-- TASK TO COMPLETE --
Reproduce, character for character, everything in the entries from the line containing "229, 34, 251]" down to the line containing "30, 260, 53]", including both of those lines.
* Begin MATERIAL FOR THIS EXERCISE *
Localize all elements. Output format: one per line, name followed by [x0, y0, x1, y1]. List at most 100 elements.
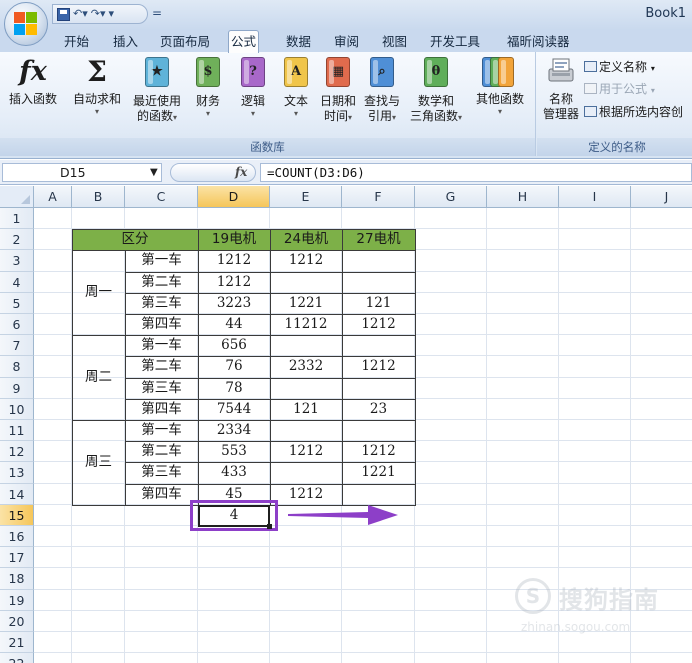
row-header-2[interactable]: 2	[0, 229, 34, 251]
column-header-A[interactable]: A	[34, 186, 72, 208]
ribbon-button-4[interactable]: ? 逻辑 ▾	[232, 55, 274, 119]
car-cell[interactable]: 第三车	[125, 293, 198, 314]
tab-1[interactable]: 插入	[111, 32, 140, 52]
row-header-7[interactable]: 7	[0, 335, 34, 357]
value-cell-e[interactable]	[270, 420, 342, 441]
column-header-D[interactable]: D	[198, 186, 270, 208]
row-header-20[interactable]: 20	[0, 610, 34, 632]
row-header-6[interactable]: 6	[0, 314, 34, 336]
group-label-cell[interactable]: 周三	[72, 420, 125, 505]
tab-0[interactable]: 开始	[62, 32, 91, 52]
value-cell-f[interactable]	[342, 335, 415, 356]
tab-3[interactable]: 公式	[228, 30, 260, 53]
value-cell-f[interactable]	[342, 378, 415, 399]
tab-5[interactable]: 审阅	[332, 32, 361, 52]
value-cell-d[interactable]: 2334	[198, 420, 270, 441]
ribbon-button-8[interactable]: θ 数学和 三角函数▾	[405, 55, 467, 124]
row-header-1[interactable]: 1	[0, 208, 34, 230]
value-cell-e[interactable]: 1212	[270, 250, 342, 271]
customize-qat-icon[interactable]: ▾	[109, 5, 115, 23]
value-cell-f[interactable]	[342, 420, 415, 441]
row-header-14[interactable]: 14	[0, 483, 34, 505]
value-cell-e[interactable]	[270, 335, 342, 356]
use-in-formula-button[interactable]: 用于公式 ▾	[584, 80, 655, 97]
value-cell-d[interactable]: 656	[198, 335, 270, 356]
value-cell-e[interactable]: 1221	[270, 293, 342, 314]
define-name-button[interactable]: 定义名称 ▾	[584, 58, 655, 75]
value-cell-f[interactable]	[342, 484, 415, 505]
name-manager-button[interactable]: 名称 管理器	[540, 55, 582, 122]
ribbon-button-3[interactable]: $ 财务 ▾	[188, 55, 228, 119]
row-header-19[interactable]: 19	[0, 589, 34, 611]
tab-7[interactable]: 开发工具	[428, 32, 482, 52]
row-header-18[interactable]: 18	[0, 568, 34, 590]
car-cell[interactable]: 第四车	[125, 484, 198, 505]
tab-2[interactable]: 页面布局	[158, 32, 212, 52]
tab-8[interactable]: 福昕阅读器	[505, 32, 572, 52]
value-cell-e[interactable]	[270, 462, 342, 483]
name-box[interactable]: D15	[2, 163, 162, 182]
value-cell-d[interactable]: 3223	[198, 293, 270, 314]
car-cell[interactable]: 第四车	[125, 399, 198, 420]
redo-icon[interactable]: ↷▾	[91, 5, 106, 23]
name-box-dropdown-icon[interactable]: ▼	[150, 163, 158, 182]
ribbon-button-6[interactable]: ▦ 日期和 时间▾	[317, 55, 359, 124]
row-header-17[interactable]: 17	[0, 547, 34, 569]
table-header-cell[interactable]: 24电机	[270, 229, 342, 251]
car-cell[interactable]: 第二车	[125, 272, 198, 293]
ribbon-button-9[interactable]: 其他函数 ▾	[470, 55, 530, 117]
car-cell[interactable]: 第二车	[125, 356, 198, 377]
value-cell-d[interactable]: 1212	[198, 272, 270, 293]
ribbon-button-5[interactable]: A 文本 ▾	[277, 55, 315, 119]
group-label-cell[interactable]: 周一	[72, 250, 125, 335]
row-header-13[interactable]: 13	[0, 462, 34, 484]
car-cell[interactable]: 第四车	[125, 314, 198, 335]
column-header-H[interactable]: H	[487, 186, 559, 208]
value-cell-e[interactable]	[270, 272, 342, 293]
column-header-E[interactable]: E	[270, 186, 342, 208]
insert-function-icon[interactable]: fx	[235, 164, 247, 181]
table-header-cell[interactable]: 区分	[72, 229, 198, 251]
tab-6[interactable]: 视图	[380, 32, 409, 52]
group-label-cell[interactable]: 周二	[72, 335, 125, 420]
value-cell-f[interactable]: 1212	[342, 356, 415, 377]
value-cell-d[interactable]: 553	[198, 441, 270, 462]
save-icon[interactable]	[57, 7, 70, 21]
row-header-22[interactable]: 22	[0, 653, 34, 663]
row-header-16[interactable]: 16	[0, 526, 34, 548]
ribbon-button-7[interactable]: ⌕ 查找与 引用▾	[360, 55, 404, 124]
value-cell-d[interactable]: 433	[198, 462, 270, 483]
value-cell-f[interactable]: 1221	[342, 462, 415, 483]
car-cell[interactable]: 第一车	[125, 335, 198, 356]
result-cell-d15[interactable]: 4	[198, 505, 270, 526]
value-cell-f[interactable]: 1212	[342, 314, 415, 335]
value-cell-d[interactable]: 76	[198, 356, 270, 377]
row-header-15[interactable]: 15	[0, 504, 34, 526]
ribbon-button-0[interactable]: fx 插入函数	[2, 55, 64, 107]
table-header-cell[interactable]: 27电机	[342, 229, 415, 251]
row-header-9[interactable]: 9	[0, 377, 34, 399]
tab-4[interactable]: 数据	[284, 32, 313, 52]
row-header-11[interactable]: 11	[0, 420, 34, 442]
ribbon-button-2[interactable]: ★ 最近使用 的函数▾	[128, 55, 186, 124]
column-header-J[interactable]: J	[631, 186, 692, 208]
car-cell[interactable]: 第一车	[125, 420, 198, 441]
qat-customize-glyph[interactable]: =	[152, 6, 162, 20]
value-cell-f[interactable]: 1212	[342, 441, 415, 462]
row-header-10[interactable]: 10	[0, 398, 34, 420]
car-cell[interactable]: 第一车	[125, 250, 198, 271]
formula-input[interactable]: =COUNT(D3:D6)	[260, 163, 692, 182]
car-cell[interactable]: 第三车	[125, 378, 198, 399]
row-header-4[interactable]: 4	[0, 271, 34, 293]
row-header-12[interactable]: 12	[0, 441, 34, 463]
car-cell[interactable]: 第二车	[125, 441, 198, 462]
car-cell[interactable]: 第三车	[125, 462, 198, 483]
column-header-B[interactable]: B	[72, 186, 125, 208]
row-header-21[interactable]: 21	[0, 632, 34, 654]
table-header-cell[interactable]: 19电机	[198, 229, 270, 251]
value-cell-f[interactable]	[342, 250, 415, 271]
row-header-3[interactable]: 3	[0, 250, 34, 272]
row-header-5[interactable]: 5	[0, 292, 34, 314]
value-cell-e[interactable]: 121	[270, 399, 342, 420]
value-cell-e[interactable]: 11212	[270, 314, 342, 335]
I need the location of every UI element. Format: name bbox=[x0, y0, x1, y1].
* End MATERIAL FOR THIS EXERCISE *
-- SOLUTION FOR THIS TASK --
row-header-2[interactable]: 2	[0, 229, 34, 251]
column-header-A[interactable]: A	[34, 186, 72, 208]
ribbon-button-4[interactable]: ? 逻辑 ▾	[232, 55, 274, 119]
car-cell[interactable]: 第三车	[125, 293, 198, 314]
tab-1[interactable]: 插入	[111, 32, 140, 52]
row-header-7[interactable]: 7	[0, 335, 34, 357]
value-cell-e[interactable]	[270, 420, 342, 441]
column-header-D[interactable]: D	[198, 186, 270, 208]
row-header-20[interactable]: 20	[0, 610, 34, 632]
row-header-6[interactable]: 6	[0, 314, 34, 336]
group-label-cell[interactable]: 周三	[72, 420, 125, 505]
tab-0[interactable]: 开始	[62, 32, 91, 52]
value-cell-f[interactable]	[342, 335, 415, 356]
tab-3[interactable]: 公式	[228, 30, 260, 53]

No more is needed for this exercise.